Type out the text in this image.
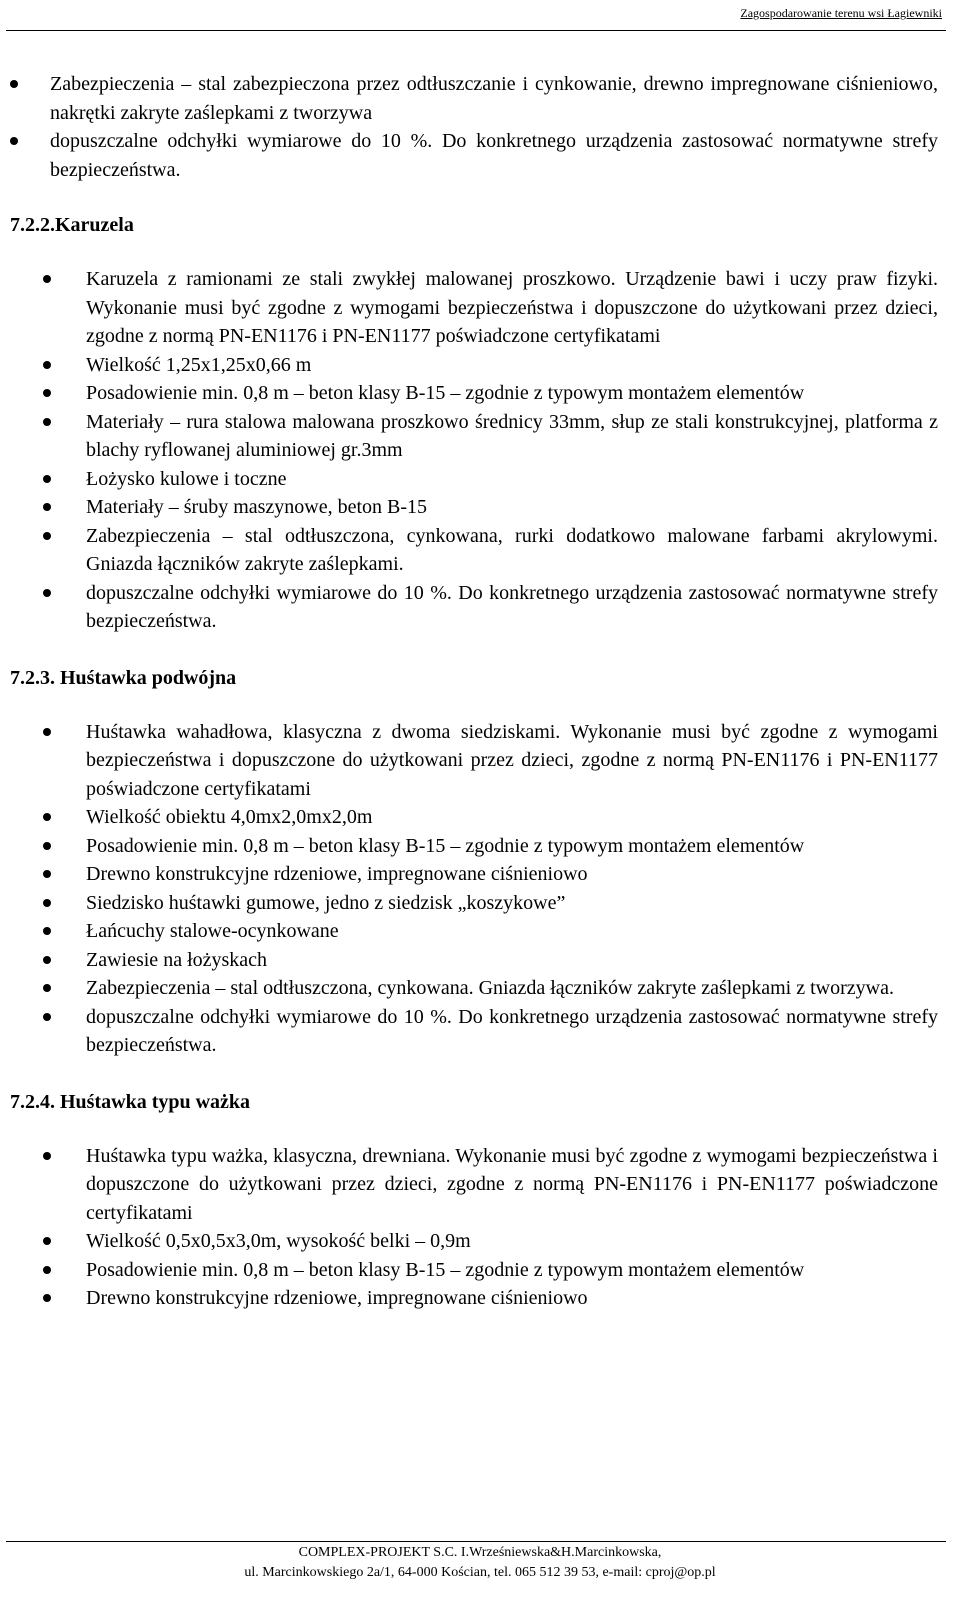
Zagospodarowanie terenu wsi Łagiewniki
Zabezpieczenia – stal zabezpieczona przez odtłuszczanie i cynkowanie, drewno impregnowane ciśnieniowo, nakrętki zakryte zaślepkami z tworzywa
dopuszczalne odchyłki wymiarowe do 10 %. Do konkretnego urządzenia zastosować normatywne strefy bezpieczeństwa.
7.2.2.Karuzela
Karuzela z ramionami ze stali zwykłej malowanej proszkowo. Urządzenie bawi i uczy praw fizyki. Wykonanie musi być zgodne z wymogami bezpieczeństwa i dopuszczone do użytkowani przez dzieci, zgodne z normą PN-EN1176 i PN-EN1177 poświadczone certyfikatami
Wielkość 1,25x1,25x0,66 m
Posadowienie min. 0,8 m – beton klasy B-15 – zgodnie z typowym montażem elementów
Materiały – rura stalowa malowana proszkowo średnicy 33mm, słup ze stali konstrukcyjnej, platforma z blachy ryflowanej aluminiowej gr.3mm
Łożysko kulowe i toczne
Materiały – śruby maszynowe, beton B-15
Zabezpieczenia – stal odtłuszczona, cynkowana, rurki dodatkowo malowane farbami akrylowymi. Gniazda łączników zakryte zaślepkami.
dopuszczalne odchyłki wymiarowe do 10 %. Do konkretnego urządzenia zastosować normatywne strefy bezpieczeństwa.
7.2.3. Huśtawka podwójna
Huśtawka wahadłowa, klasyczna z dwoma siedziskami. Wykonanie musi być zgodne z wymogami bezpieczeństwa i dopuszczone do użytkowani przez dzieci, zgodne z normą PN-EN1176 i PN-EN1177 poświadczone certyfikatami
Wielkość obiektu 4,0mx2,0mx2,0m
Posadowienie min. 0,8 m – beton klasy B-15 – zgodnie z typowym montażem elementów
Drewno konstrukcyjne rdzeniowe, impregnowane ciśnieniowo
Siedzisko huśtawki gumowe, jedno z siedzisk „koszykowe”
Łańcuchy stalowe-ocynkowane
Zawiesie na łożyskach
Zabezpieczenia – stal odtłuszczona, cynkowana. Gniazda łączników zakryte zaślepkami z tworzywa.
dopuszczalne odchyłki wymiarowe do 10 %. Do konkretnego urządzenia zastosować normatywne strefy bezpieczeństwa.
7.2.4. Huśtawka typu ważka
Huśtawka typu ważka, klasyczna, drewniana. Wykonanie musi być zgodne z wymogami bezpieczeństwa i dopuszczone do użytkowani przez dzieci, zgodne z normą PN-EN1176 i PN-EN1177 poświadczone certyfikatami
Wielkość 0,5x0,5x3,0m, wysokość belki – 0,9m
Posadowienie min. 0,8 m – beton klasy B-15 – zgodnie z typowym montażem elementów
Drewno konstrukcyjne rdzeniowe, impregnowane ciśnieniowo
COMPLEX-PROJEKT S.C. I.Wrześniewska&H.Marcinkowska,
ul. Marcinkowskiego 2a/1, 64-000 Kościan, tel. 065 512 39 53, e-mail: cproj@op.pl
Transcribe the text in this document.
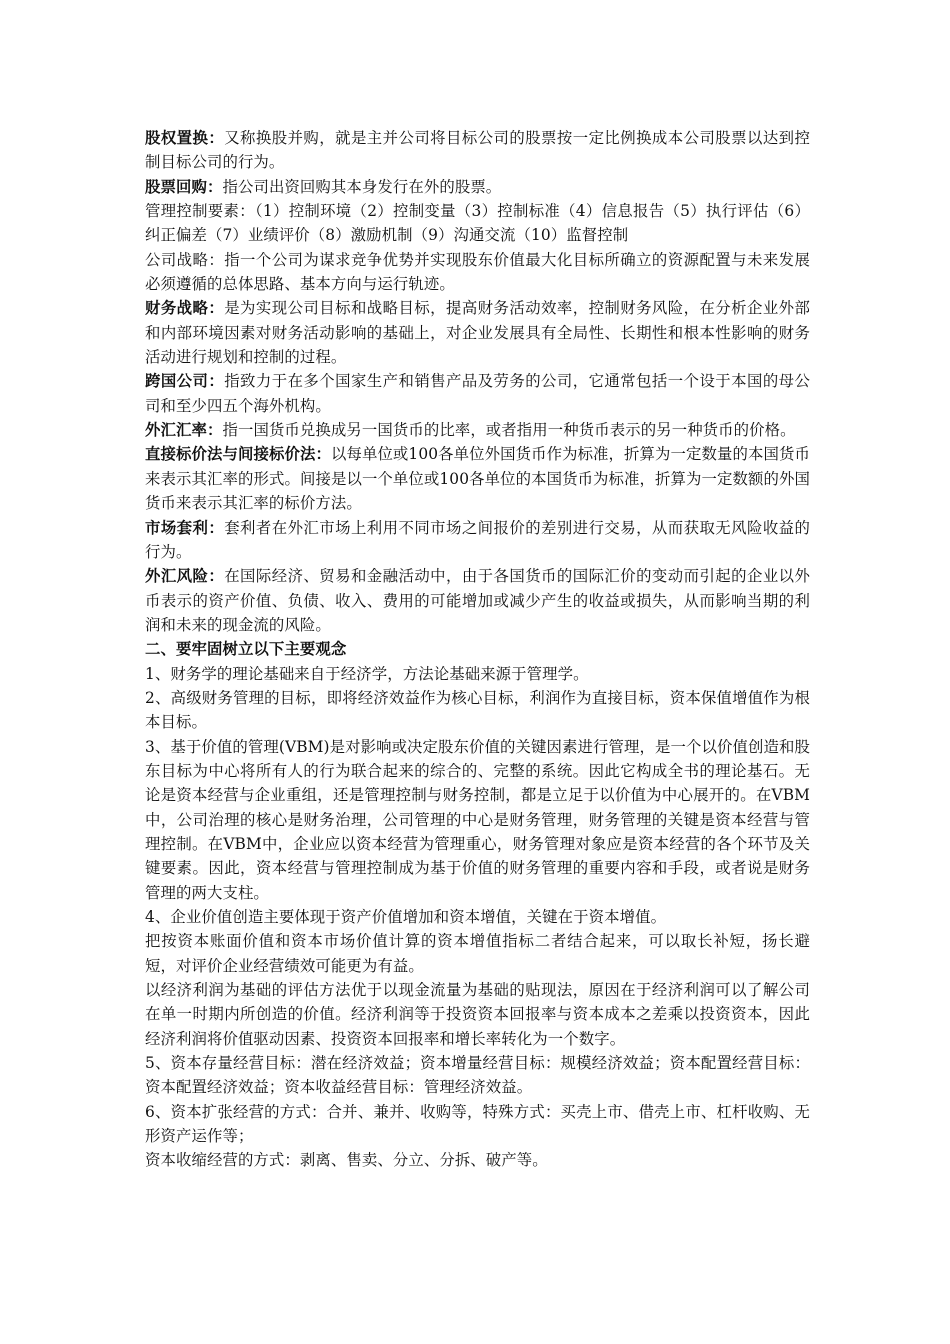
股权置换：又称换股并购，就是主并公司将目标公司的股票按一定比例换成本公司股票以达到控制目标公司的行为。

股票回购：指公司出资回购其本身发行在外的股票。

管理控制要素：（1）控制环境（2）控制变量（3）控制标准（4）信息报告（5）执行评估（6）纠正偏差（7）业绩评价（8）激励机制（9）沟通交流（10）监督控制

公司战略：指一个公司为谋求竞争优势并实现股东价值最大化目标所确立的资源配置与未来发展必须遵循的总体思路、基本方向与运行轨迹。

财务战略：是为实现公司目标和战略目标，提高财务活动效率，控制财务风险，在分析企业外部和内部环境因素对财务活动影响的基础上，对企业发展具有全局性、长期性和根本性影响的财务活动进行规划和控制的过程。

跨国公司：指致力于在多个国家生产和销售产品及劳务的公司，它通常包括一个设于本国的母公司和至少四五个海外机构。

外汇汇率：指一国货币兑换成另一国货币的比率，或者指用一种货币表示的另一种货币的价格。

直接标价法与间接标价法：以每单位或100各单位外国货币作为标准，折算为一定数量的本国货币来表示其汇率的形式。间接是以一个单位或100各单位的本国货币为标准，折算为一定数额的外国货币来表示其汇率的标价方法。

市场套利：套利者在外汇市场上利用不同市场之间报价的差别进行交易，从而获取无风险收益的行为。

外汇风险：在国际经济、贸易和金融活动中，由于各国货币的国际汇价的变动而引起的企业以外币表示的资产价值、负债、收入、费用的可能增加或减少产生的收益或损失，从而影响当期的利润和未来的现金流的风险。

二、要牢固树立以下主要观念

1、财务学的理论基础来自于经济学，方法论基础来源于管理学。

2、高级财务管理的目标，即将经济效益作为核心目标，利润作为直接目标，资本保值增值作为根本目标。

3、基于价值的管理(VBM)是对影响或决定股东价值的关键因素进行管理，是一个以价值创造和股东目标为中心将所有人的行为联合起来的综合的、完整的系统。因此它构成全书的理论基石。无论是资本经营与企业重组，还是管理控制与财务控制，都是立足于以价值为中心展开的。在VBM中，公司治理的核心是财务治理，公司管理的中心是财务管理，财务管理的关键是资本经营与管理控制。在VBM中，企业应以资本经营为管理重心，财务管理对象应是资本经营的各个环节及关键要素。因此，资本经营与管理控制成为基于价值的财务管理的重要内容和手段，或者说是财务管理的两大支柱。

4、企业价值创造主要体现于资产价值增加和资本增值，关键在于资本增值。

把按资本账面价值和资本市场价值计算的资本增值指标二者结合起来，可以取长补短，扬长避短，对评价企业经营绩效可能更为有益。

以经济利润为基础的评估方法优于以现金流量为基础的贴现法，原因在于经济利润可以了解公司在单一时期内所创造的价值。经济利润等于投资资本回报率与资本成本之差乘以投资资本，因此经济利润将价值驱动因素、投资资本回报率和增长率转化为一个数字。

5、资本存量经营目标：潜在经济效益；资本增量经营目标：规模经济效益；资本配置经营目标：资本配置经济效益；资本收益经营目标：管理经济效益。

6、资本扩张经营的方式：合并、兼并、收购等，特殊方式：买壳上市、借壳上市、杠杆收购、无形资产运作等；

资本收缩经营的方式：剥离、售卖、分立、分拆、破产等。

· · · · · · ·

▸ **WHAT TO WORK ON**:
Make an exact copy of the records shown above, without the pictures.

▸ **RESPONSE FOR THIS EXERCISE**:
Type out the text in this image.
Zagospodarowanie terenu wsi Łagiewniki
Zabezpieczenia – stal zabezpieczona przez odtłuszczanie i cynkowanie, drewno impregnowane ciśnieniowo, nakrętki zakryte zaślepkami z tworzywa
dopuszczalne odchyłki wymiarowe do 10 %. Do konkretnego urządzenia zastosować normatywne strefy bezpieczeństwa.
7.2.2.Karuzela
Karuzela z ramionami ze stali zwykłej malowanej proszkowo. Urządzenie bawi i uczy praw fizyki. Wykonanie musi być zgodne z wymogami bezpieczeństwa i dopuszczone do użytkowani przez dzieci, zgodne z normą PN-EN1176 i PN-EN1177 poświadczone certyfikatami
Wielkość 1,25x1,25x0,66 m
Posadowienie min. 0,8 m – beton klasy B-15 – zgodnie z typowym montażem elementów
Materiały – rura stalowa malowana proszkowo średnicy 33mm, słup ze stali konstrukcyjnej, platforma z blachy ryflowanej aluminiowej gr.3mm
Łożysko kulowe i toczne
Materiały – śruby maszynowe, beton B-15
Zabezpieczenia – stal odtłuszczona, cynkowana, rurki dodatkowo malowane farbami akrylowymi. Gniazda łączników zakryte zaślepkami.
dopuszczalne odchyłki wymiarowe do 10 %. Do konkretnego urządzenia zastosować normatywne strefy bezpieczeństwa.
7.2.3. Huśtawka podwójna
Huśtawka wahadłowa, klasyczna z dwoma siedziskami. Wykonanie musi być zgodne z wymogami bezpieczeństwa i dopuszczone do użytkowani przez dzieci, zgodne z normą PN-EN1176 i PN-EN1177 poświadczone certyfikatami
Wielkość obiektu 4,0mx2,0mx2,0m
Posadowienie min. 0,8 m – beton klasy B-15 – zgodnie z typowym montażem elementów
Drewno konstrukcyjne rdzeniowe, impregnowane ciśnieniowo
Siedzisko huśtawki gumowe, jedno z siedzisk „koszykowe”
Łańcuchy stalowe-ocynkowane
Zawiesie na łożyskach
Zabezpieczenia – stal odtłuszczona, cynkowana. Gniazda łączników zakryte zaślepkami z tworzywa.
dopuszczalne odchyłki wymiarowe do 10 %. Do konkretnego urządzenia zastosować normatywne strefy bezpieczeństwa.
7.2.4. Huśtawka typu ważka
Huśtawka typu ważka, klasyczna, drewniana. Wykonanie musi być zgodne z wymogami bezpieczeństwa i dopuszczone do użytkowani przez dzieci, zgodne z normą PN-EN1176 i PN-EN1177 poświadczone certyfikatami
Wielkość 0,5x0,5x3,0m, wysokość belki – 0,9m
Posadowienie min. 0,8 m – beton klasy B-15 – zgodnie z typowym montażem elementów
Drewno konstrukcyjne rdzeniowe, impregnowane ciśnieniowo
COMPLEX-PROJEKT S.C. I.Wrześniewska&H.Marcinkowska,
ul. Marcinkowskiego 2a/1, 64-000 Kościan, tel. 065 512 39 53, e-mail: cproj@op.pl
Transcribe the text in this document.
股权置换：又称换股并购，就是主并公司将目标公司的股票按一定比例换成本公司股票以达到控制目标公司的行为。

股票回购：指公司出资回购其本身发行在外的股票。

管理控制要素：（1）控制环境（2）控制变量（3）控制标准（4）信息报告（5）执行评估（6）纠正偏差（7）业绩评价（8）激励机制（9）沟通交流（10）监督控制

公司战略：指一个公司为谋求竞争优势并实现股东价值最大化目标所确立的资源配置与未来发展必须遵循的总体思路、基本方向与运行轨迹。

财务战略：是为实现公司目标和战略目标，提高财务活动效率，控制财务风险，在分析企业外部和内部环境因素对财务活动影响的基础上，对企业发展具有全局性、长期性和根本性影响的财务活动进行规划和控制的过程。

跨国公司：指致力于在多个国家生产和销售产品及劳务的公司，它通常包括一个设于本国的母公司和至少四五个海外机构。

外汇汇率：指一国货币兑换成另一国货币的比率，或者指用一种货币表示的另一种货币的价格。

直接标价法与间接标价法：以每单位或100各单位外国货币作为标准，折算为一定数量的本国货币来表示其汇率的形式。间接是以一个单位或100各单位的本国货币为标准，折算为一定数额的外国货币来表示其汇率的标价方法。

市场套利：套利者在外汇市场上利用不同市场之间报价的差别进行交易，从而获取无风险收益的行为。

外汇风险：在国际经济、贸易和金融活动中，由于各国货币的国际汇价的变动而引起的企业以外币表示的资产价值、负债、收入、费用的可能增加或减少产生的收益或损失，从而影响当期的利润和未来的现金流的风险。

二、要牢固树立以下主要观念

1、财务学的理论基础来自于经济学，方法论基础来源于管理学。

2、高级财务管理的目标，即将经济效益作为核心目标，利润作为直接目标，资本保值增值作为根本目标。

3、基于价值的管理(VBM)是对影响或决定股东价值的关键因素进行管理，是一个以价值创造和股东目标为中心将所有人的行为联合起来的综合的、完整的系统。因此它构成全书的理论基石。无论是资本经营与企业重组，还是管理控制与财务控制，都是立足于以价值为中心展开的。在VBM中，公司治理的核心是财务治理，公司管理的中心是财务管理，财务管理的关键是资本经营与管理控制。在VBM中，企业应以资本经营为管理重心，财务管理对象应是资本经营的各个环节及关键要素。因此，资本经营与管理控制成为基于价值的财务管理的重要内容和手段，或者说是财务管理的两大支柱。

4、企业价值创造主要体现于资产价值增加和资本增值，关键在于资本增值。

把按资本账面价值和资本市场价值计算的资本增值指标二者结合起来，可以取长补短，扬长避短，对评价企业经营绩效可能更为有益。

以经济利润为基础的评估方法优于以现金流量为基础的贴现法，原因在于经济利润可以了解公司在单一时期内所创造的价值。经济利润等于投资资本回报率与资本成本之差乘以投资资本，因此经济利润将价值驱动因素、投资资本回报率和增长率转化为一个数字。

5、资本存量经营目标：潜在经济效益；资本增量经营目标：规模经济效益；资本配置经营目标：资本配置经济效益；资本收益经营目标：管理经济效益。

6、资本扩张经营的方式：合并、兼并、收购等，特殊方式：买壳上市、借壳上市、杠杆收购、无形资产运作等；

资本收缩经营的方式：剥离、售卖、分立、分拆、破产等。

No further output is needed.